## WRITTEN TASK
Show, in full, each line of the data that contains "della".

## Recorded data
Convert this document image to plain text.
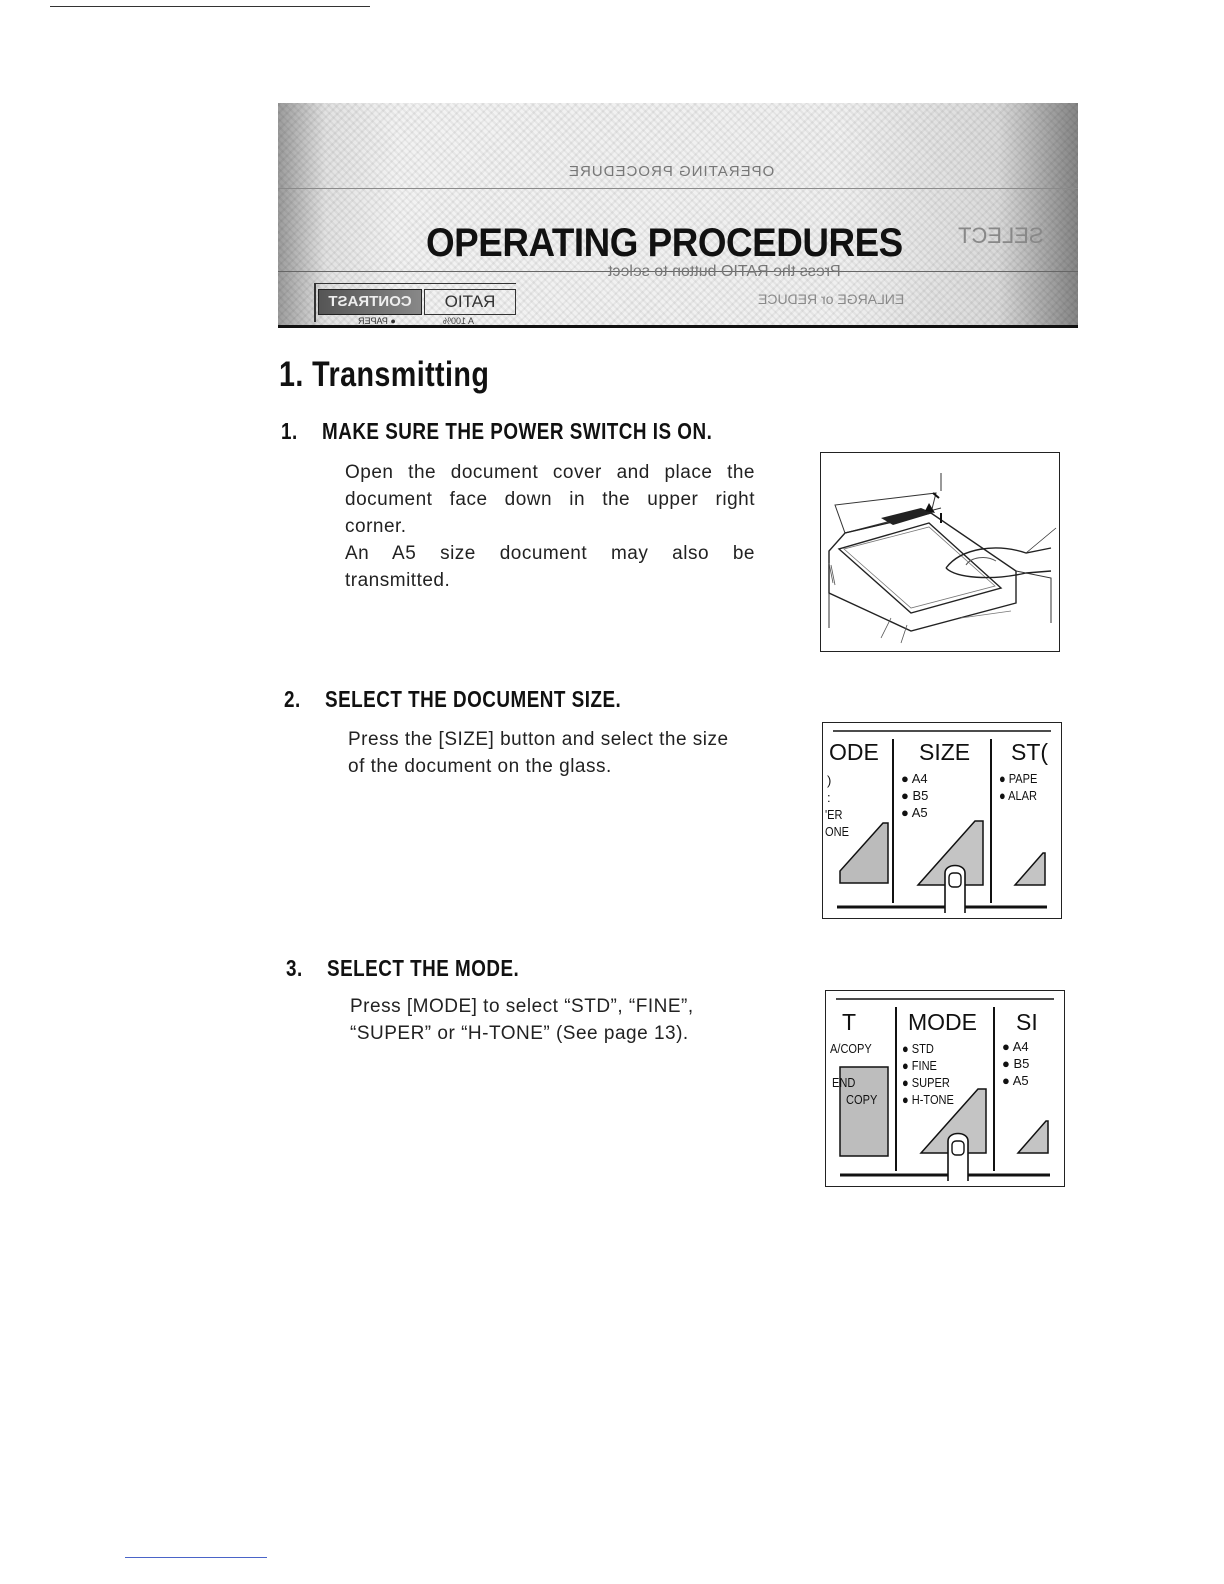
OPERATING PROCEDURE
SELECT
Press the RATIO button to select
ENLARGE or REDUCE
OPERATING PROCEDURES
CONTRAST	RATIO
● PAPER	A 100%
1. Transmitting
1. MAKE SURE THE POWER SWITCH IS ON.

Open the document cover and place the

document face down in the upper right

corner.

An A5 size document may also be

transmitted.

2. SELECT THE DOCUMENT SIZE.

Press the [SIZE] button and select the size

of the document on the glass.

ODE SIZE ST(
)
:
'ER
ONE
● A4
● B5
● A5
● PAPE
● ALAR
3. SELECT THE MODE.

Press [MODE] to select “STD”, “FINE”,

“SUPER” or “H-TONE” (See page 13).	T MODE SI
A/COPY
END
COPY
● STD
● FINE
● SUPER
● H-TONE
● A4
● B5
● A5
* * *
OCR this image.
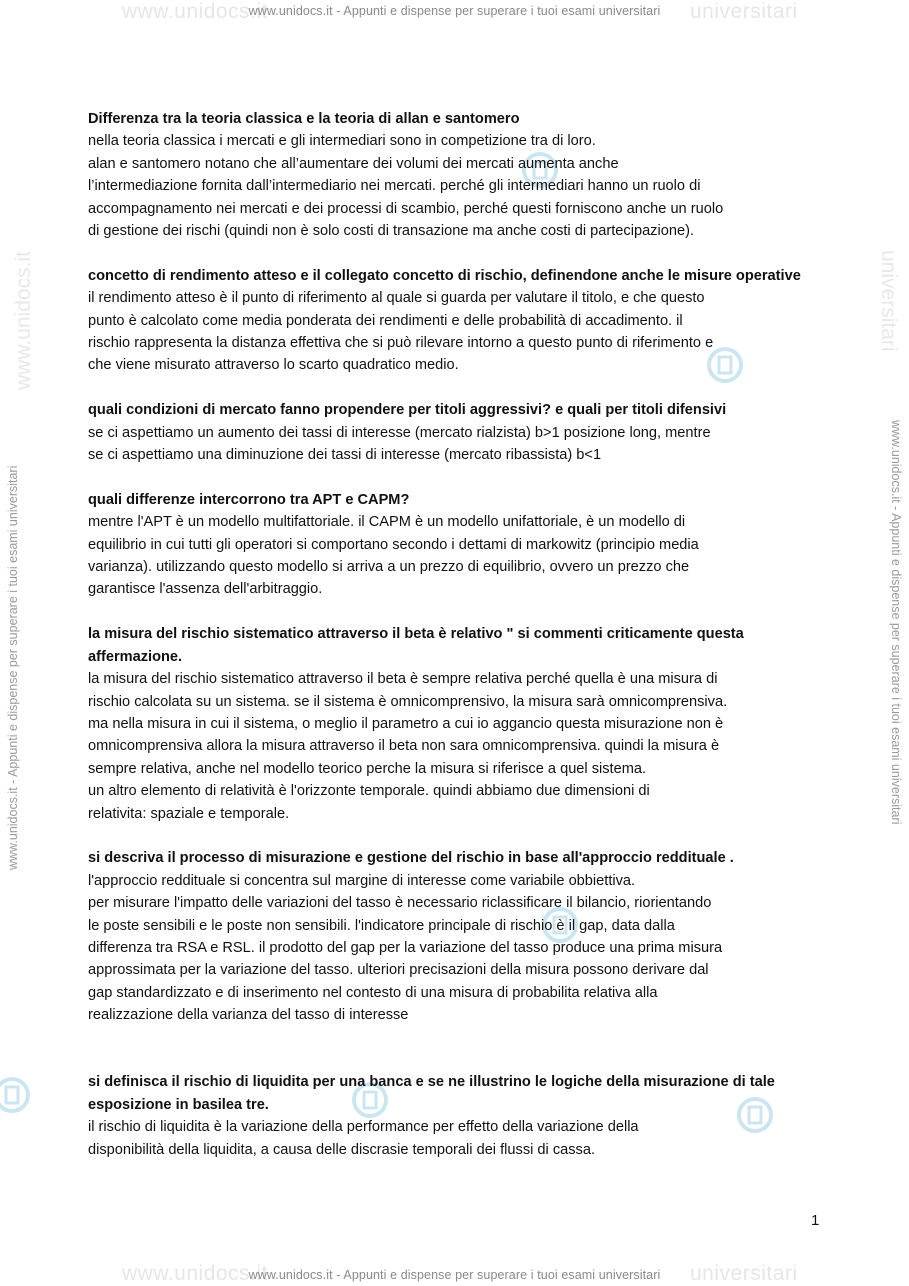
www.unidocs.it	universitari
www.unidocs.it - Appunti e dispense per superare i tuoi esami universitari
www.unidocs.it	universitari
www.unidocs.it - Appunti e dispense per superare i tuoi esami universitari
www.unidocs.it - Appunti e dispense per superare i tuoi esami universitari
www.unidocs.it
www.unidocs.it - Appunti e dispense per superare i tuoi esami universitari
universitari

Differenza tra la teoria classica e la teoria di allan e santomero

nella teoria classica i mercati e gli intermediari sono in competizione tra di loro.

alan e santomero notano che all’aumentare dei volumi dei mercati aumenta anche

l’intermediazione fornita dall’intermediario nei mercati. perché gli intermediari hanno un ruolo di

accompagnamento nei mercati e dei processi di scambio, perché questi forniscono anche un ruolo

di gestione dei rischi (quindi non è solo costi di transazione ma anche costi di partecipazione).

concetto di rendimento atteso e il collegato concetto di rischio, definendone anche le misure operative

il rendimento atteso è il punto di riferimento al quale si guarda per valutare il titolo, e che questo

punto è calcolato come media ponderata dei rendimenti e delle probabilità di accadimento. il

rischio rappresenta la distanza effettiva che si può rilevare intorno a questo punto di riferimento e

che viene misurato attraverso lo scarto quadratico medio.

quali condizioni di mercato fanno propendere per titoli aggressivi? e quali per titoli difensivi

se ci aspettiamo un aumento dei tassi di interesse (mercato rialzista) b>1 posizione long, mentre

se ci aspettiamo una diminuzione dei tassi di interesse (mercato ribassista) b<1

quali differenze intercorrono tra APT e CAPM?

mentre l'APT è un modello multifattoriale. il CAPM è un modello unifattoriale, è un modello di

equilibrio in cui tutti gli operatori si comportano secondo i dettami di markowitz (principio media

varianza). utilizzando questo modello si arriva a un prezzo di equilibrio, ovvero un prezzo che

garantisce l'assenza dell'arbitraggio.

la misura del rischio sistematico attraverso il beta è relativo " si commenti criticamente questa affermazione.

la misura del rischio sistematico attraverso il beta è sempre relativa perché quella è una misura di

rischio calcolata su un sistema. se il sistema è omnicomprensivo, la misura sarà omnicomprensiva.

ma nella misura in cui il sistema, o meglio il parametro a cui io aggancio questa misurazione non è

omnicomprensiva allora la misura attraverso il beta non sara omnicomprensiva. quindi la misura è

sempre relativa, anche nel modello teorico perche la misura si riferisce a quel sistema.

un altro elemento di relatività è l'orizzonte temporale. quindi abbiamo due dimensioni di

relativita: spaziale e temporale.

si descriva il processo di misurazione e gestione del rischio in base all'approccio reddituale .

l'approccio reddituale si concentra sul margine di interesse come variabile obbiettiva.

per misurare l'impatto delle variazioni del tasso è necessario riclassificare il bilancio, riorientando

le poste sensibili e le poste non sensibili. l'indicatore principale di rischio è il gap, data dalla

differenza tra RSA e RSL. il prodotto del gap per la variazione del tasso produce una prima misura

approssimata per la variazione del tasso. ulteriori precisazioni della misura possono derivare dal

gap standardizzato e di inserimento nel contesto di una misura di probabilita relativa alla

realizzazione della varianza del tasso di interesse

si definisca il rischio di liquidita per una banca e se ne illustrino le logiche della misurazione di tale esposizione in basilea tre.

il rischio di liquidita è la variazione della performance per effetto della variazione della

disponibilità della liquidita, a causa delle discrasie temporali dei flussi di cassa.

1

## TASK ANSWER
approssimata per la variazione del tasso. ulteriori precisazioni della misura possono derivare dal
realizzazione della varianza del tasso di interesse
si definisca il rischio di liquidita per una banca e se ne illustrino le logiche della misurazione di tale esposizione in basilea tre.
il rischio di liquidita è la variazione della performance per effetto della variazione della
disponibilità della liquidita, a causa delle discrasie temporali dei flussi di cassa.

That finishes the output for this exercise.